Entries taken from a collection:
------

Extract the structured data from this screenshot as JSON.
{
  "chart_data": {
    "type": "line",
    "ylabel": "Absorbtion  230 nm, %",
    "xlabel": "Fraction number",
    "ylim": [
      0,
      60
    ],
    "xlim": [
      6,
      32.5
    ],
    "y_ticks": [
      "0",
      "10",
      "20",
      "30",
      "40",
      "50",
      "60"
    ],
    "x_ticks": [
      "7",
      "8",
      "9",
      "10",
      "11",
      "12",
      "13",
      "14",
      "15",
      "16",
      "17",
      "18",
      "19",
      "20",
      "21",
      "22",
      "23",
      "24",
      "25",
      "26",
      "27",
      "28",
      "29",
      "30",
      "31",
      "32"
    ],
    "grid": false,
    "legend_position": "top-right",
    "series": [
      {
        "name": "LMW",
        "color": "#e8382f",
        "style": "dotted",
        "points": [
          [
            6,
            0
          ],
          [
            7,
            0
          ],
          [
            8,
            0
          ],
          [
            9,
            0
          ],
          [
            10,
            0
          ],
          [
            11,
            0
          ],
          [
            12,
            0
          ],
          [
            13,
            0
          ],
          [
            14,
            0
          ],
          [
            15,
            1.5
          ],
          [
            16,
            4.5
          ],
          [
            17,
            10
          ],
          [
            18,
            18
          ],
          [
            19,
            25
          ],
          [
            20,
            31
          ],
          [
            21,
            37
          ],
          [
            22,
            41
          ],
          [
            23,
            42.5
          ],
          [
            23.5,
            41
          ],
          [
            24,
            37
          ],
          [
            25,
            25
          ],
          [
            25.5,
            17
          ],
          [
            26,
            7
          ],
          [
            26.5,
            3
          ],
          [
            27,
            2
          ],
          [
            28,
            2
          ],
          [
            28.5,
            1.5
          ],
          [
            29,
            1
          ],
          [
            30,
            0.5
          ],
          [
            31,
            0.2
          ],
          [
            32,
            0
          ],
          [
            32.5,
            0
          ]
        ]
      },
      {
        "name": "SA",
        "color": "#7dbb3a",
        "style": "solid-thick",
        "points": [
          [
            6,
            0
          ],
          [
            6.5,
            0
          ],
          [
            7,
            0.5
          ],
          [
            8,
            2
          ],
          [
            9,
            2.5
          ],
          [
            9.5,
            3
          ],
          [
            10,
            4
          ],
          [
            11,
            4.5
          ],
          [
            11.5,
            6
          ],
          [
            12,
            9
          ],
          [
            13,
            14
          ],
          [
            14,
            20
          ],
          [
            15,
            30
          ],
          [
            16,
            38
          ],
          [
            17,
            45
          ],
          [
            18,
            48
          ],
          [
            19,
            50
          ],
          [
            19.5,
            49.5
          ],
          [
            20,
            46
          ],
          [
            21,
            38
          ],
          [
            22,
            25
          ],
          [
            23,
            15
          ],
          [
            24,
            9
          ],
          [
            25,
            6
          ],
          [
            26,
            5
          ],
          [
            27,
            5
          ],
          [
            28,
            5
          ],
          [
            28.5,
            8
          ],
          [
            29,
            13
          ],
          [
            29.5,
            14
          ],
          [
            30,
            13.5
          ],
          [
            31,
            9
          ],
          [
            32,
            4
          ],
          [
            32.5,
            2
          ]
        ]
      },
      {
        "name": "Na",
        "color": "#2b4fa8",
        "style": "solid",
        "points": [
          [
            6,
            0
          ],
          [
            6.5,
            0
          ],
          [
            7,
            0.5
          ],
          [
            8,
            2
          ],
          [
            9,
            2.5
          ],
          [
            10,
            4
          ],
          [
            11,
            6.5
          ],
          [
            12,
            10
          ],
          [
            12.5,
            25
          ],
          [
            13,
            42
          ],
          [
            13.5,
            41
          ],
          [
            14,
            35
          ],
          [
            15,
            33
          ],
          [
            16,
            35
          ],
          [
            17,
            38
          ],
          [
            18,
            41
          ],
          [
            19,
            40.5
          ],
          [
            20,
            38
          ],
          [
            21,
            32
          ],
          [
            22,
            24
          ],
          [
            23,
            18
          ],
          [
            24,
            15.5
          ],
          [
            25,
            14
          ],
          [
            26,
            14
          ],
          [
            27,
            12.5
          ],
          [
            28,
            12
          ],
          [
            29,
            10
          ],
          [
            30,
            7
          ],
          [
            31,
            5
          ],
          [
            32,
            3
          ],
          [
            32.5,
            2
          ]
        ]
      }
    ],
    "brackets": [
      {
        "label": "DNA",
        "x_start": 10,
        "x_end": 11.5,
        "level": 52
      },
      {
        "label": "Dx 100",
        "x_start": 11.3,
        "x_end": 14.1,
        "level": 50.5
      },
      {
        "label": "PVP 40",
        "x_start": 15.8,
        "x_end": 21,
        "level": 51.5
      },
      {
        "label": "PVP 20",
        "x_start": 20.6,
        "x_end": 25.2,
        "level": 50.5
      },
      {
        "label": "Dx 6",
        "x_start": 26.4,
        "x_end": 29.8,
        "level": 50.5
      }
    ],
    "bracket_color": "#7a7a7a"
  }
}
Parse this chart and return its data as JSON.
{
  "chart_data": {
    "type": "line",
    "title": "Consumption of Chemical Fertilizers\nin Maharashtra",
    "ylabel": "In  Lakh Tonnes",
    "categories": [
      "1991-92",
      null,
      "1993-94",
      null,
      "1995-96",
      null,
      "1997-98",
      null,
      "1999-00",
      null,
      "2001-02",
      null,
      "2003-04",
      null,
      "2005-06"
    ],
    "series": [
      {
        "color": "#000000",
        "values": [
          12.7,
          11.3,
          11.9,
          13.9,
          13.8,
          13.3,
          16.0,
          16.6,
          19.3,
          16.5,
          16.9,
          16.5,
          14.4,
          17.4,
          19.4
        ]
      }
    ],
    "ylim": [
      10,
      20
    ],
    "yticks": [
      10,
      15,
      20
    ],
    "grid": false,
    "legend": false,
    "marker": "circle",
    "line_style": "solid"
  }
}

------

> [Task]: Write out the entries above word for word.

> [Answer to this task]:
Extract the structured data from this screenshot as JSON.
{
  "chart_data": {
    "type": "line",
    "ylabel": "Absorbtion  230 nm, %",
    "xlabel": "Fraction number",
    "ylim": [
      0,
      60
    ],
    "xlim": [
      6,
      32.5
    ],
    "y_ticks": [
      "0",
      "10",
      "20",
      "30",
      "40",
      "50",
      "60"
    ],
    "x_ticks": [
      "7",
      "8",
      "9",
      "10",
      "11",
      "12",
      "13",
      "14",
      "15",
      "16",
      "17",
      "18",
      "19",
      "20",
      "21",
      "22",
      "23",
      "24",
      "25",
      "26",
      "27",
      "28",
      "29",
      "30",
      "31",
      "32"
    ],
    "grid": false,
    "legend_position": "top-right",
    "series": [
      {
        "name": "LMW",
        "color": "#e8382f",
        "style": "dotted",
        "points": [
          [
            6,
            0
          ],
          [
            7,
            0
          ],
          [
            8,
            0
          ],
          [
            9,
            0
          ],
          [
            10,
            0
          ],
          [
            11,
            0
          ],
          [
            12,
            0
          ],
          [
            13,
            0
          ],
          [
            14,
            0
          ],
          [
            15,
            1.5
          ],
          [
            16,
            4.5
          ],
          [
            17,
            10
          ],
          [
            18,
            18
          ],
          [
            19,
            25
          ],
          [
            20,
            31
          ],
          [
            21,
            37
          ],
          [
            22,
            41
          ],
          [
            23,
            42.5
          ],
          [
            23.5,
            41
          ],
          [
            24,
            37
          ],
          [
            25,
            25
          ],
          [
            25.5,
            17
          ],
          [
            26,
            7
          ],
          [
            26.5,
            3
          ],
          [
            27,
            2
          ],
          [
            28,
            2
          ],
          [
            28.5,
            1.5
          ],
          [
            29,
            1
          ],
          [
            30,
            0.5
          ],
          [
            31,
            0.2
          ],
          [
            32,
            0
          ],
          [
            32.5,
            0
          ]
        ]
      },
      {
        "name": "SA",
        "color": "#7dbb3a",
        "style": "solid-thick",
        "points": [
          [
            6,
            0
          ],
          [
            6.5,
            0
          ],
          [
            7,
            0.5
          ],
          [
            8,
            2
          ],
          [
            9,
            2.5
          ],
          [
            9.5,
            3
          ],
          [
            10,
            4
          ],
          [
            11,
            4.5
          ],
          [
            11.5,
            6
          ],
          [
            12,
            9
          ],
          [
            13,
            14
          ],
          [
            14,
            20
          ],
          [
            15,
            30
          ],
          [
            16,
            38
          ],
          [
            17,
            45
          ],
          [
            18,
            48
          ],
          [
            19,
            50
          ],
          [
            19.5,
            49.5
          ],
          [
            20,
            46
          ],
          [
            21,
            38
          ],
          [
            22,
            25
          ],
          [
            23,
            15
          ],
          [
            24,
            9
          ],
          [
            25,
            6
          ],
          [
            26,
            5
          ],
          [
            27,
            5
          ],
          [
            28,
            5
          ],
          [
            28.5,
            8
          ],
          [
            29,
            13
          ],
          [
            29.5,
            14
          ],
          [
            30,
            13.5
          ],
          [
            31,
            9
          ],
          [
            32,
            4
          ],
          [
            32.5,
            2
          ]
        ]
      },
      {
        "name": "Na",
        "color": "#2b4fa8",
        "style": "solid",
        "points": [
          [
            6,
            0
          ],
          [
            6.5,
            0
          ],
          [
            7,
            0.5
          ],
          [
            8,
            2
          ],
          [
            9,
            2.5
          ],
          [
            10,
            4
          ],
          [
            11,
            6.5
          ],
          [
            12,
            10
          ],
          [
            12.5,
            25
          ],
          [
            13,
            42
          ],
          [
            13.5,
            41
          ],
          [
            14,
            35
          ],
          [
            15,
            33
          ],
          [
            16,
            35
          ],
          [
            17,
            38
          ],
          [
            18,
            41
          ],
          [
            19,
            40.5
          ],
          [
            20,
            38
          ],
          [
            21,
            32
          ],
          [
            22,
            24
          ],
          [
            23,
            18
          ],
          [
            24,
            15.5
          ],
          [
            25,
            14
          ],
          [
            26,
            14
          ],
          [
            27,
            12.5
          ],
          [
            28,
            12
          ],
          [
            29,
            10
          ],
          [
            30,
            7
          ],
          [
            31,
            5
          ],
          [
            32,
            3
          ],
          [
            32.5,
            2
          ]
        ]
      }
    ],
    "brackets": [
      {
        "label": "DNA",
        "x_start": 10,
        "x_end": 11.5,
        "level": 52
      },
      {
        "label": "Dx 100",
        "x_start": 11.3,
        "x_end": 14.1,
        "level": 50.5
      },
      {
        "label": "PVP 40",
        "x_start": 15.8,
        "x_end": 21,
        "level": 51.5
      },
      {
        "label": "PVP 20",
        "x_start": 20.6,
        "x_end": 25.2,
        "level": 50.5
      },
      {
        "label": "Dx 6",
        "x_start": 26.4,
        "x_end": 29.8,
        "level": 50.5
      }
    ],
    "bracket_color": "#7a7a7a"
  }
}
Parse this chart and return its data as JSON.
{
  "chart_data": {
    "type": "line",
    "title": "Consumption of Chemical Fertilizers\nin Maharashtra",
    "ylabel": "In  Lakh Tonnes",
    "categories": [
      "1991-92",
      null,
      "1993-94",
      null,
      "1995-96",
      null,
      "1997-98",
      null,
      "1999-00",
      null,
      "2001-02",
      null,
      "2003-04",
      null,
      "2005-06"
    ],
    "series": [
      {
        "color": "#000000",
        "values": [
          12.7,
          11.3,
          11.9,
          13.9,
          13.8,
          13.3,
          16.0,
          16.6,
          19.3,
          16.5,
          16.9,
          16.5,
          14.4,
          17.4,
          19.4
        ]
      }
    ],
    "ylim": [
      10,
      20
    ],
    "yticks": [
      10,
      15,
      20
    ],
    "grid": false,
    "legend": false,
    "marker": "circle",
    "line_style": "solid"
  }
}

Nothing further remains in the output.